» Given request
Of the lines in these entries, how many contain the string "Primary"? Give the number and nothing else.

___ Recorded information ___

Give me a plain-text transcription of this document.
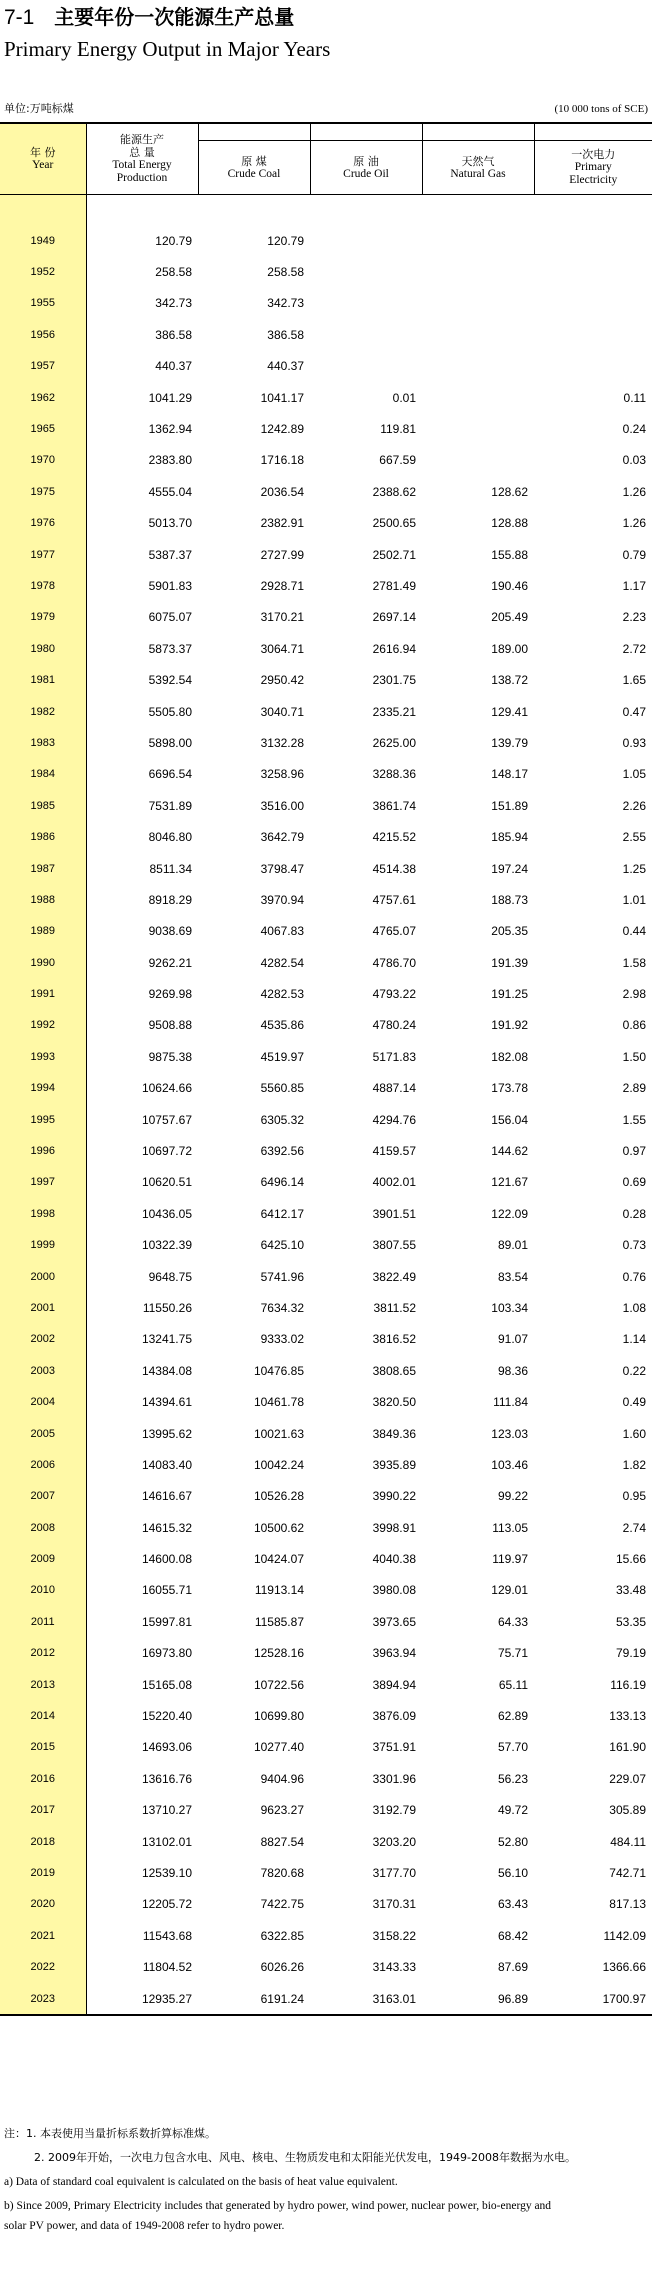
7-1 主要年份一次能源生产总量
Primary Energy Output in Major Years
单位:万吨标煤	(10 000 tons of SCE)
年 份
Year	能源生产
总 量
Total Energy
Production	原 煤
Crude Coal	原 油
Crude Oil	天然气
Natural Gas	一次电力
Primary
Electricity

1949	120.79	120.79			
1952	258.58	258.58			
1955	342.73	342.73			
1956	386.58	386.58			
1957	440.37	440.37			
1962	1041.29	1041.17	0.01		0.11
1965	1362.94	1242.89	119.81		0.24
1970	2383.80	1716.18	667.59		0.03
1975	4555.04	2036.54	2388.62	128.62	1.26
1976	5013.70	2382.91	2500.65	128.88	1.26
1977	5387.37	2727.99	2502.71	155.88	0.79
1978	5901.83	2928.71	2781.49	190.46	1.17
1979	6075.07	3170.21	2697.14	205.49	2.23
1980	5873.37	3064.71	2616.94	189.00	2.72
1981	5392.54	2950.42	2301.75	138.72	1.65
1982	5505.80	3040.71	2335.21	129.41	0.47
1983	5898.00	3132.28	2625.00	139.79	0.93
1984	6696.54	3258.96	3288.36	148.17	1.05
1985	7531.89	3516.00	3861.74	151.89	2.26
1986	8046.80	3642.79	4215.52	185.94	2.55
1987	8511.34	3798.47	4514.38	197.24	1.25
1988	8918.29	3970.94	4757.61	188.73	1.01
1989	9038.69	4067.83	4765.07	205.35	0.44
1990	9262.21	4282.54	4786.70	191.39	1.58
1991	9269.98	4282.53	4793.22	191.25	2.98
1992	9508.88	4535.86	4780.24	191.92	0.86
1993	9875.38	4519.97	5171.83	182.08	1.50
1994	10624.66	5560.85	4887.14	173.78	2.89
1995	10757.67	6305.32	4294.76	156.04	1.55
1996	10697.72	6392.56	4159.57	144.62	0.97
1997	10620.51	6496.14	4002.01	121.67	0.69
1998	10436.05	6412.17	3901.51	122.09	0.28
1999	10322.39	6425.10	3807.55	89.01	0.73
2000	9648.75	5741.96	3822.49	83.54	0.76
2001	11550.26	7634.32	3811.52	103.34	1.08
2002	13241.75	9333.02	3816.52	91.07	1.14
2003	14384.08	10476.85	3808.65	98.36	0.22
2004	14394.61	10461.78	3820.50	111.84	0.49
2005	13995.62	10021.63	3849.36	123.03	1.60
2006	14083.40	10042.24	3935.89	103.46	1.82
2007	14616.67	10526.28	3990.22	99.22	0.95
2008	14615.32	10500.62	3998.91	113.05	2.74
2009	14600.08	10424.07	4040.38	119.97	15.66
2010	16055.71	11913.14	3980.08	129.01	33.48
2011	15997.81	11585.87	3973.65	64.33	53.35
2012	16973.80	12528.16	3963.94	75.71	79.19
2013	15165.08	10722.56	3894.94	65.11	116.19
2014	15220.40	10699.80	3876.09	62.89	133.13
2015	14693.06	10277.40	3751.91	57.70	161.90
2016	13616.76	9404.96	3301.96	56.23	229.07
2017	13710.27	9623.27	3192.79	49.72	305.89
2018	13102.01	8827.54	3203.20	52.80	484.11
2019	12539.10	7820.68	3177.70	56.10	742.71
2020	12205.72	7422.75	3170.31	63.43	817.13
2021	11543.68	6322.85	3158.22	68.42	1142.09
2022	11804.52	6026.26	3143.33	87.69	1366.66
2023	12935.27	6191.24	3163.01	96.89	1700.97

注：1. 本表使用当量折标系数折算标准煤。

2. 2009年开始，一次电力包含水电、风电、核电、生物质发电和太阳能光伏发电，1949-2008年数据为水电。

a) Data of standard coal equivalent is calculated on the basis of heat value equivalent.

b) Since 2009, Primary Electricity includes that generated by hydro power, wind power, nuclear power, bio-energy and

solar PV power, and data of 1949-2008 refer to hydro power.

___

» Output of the task
3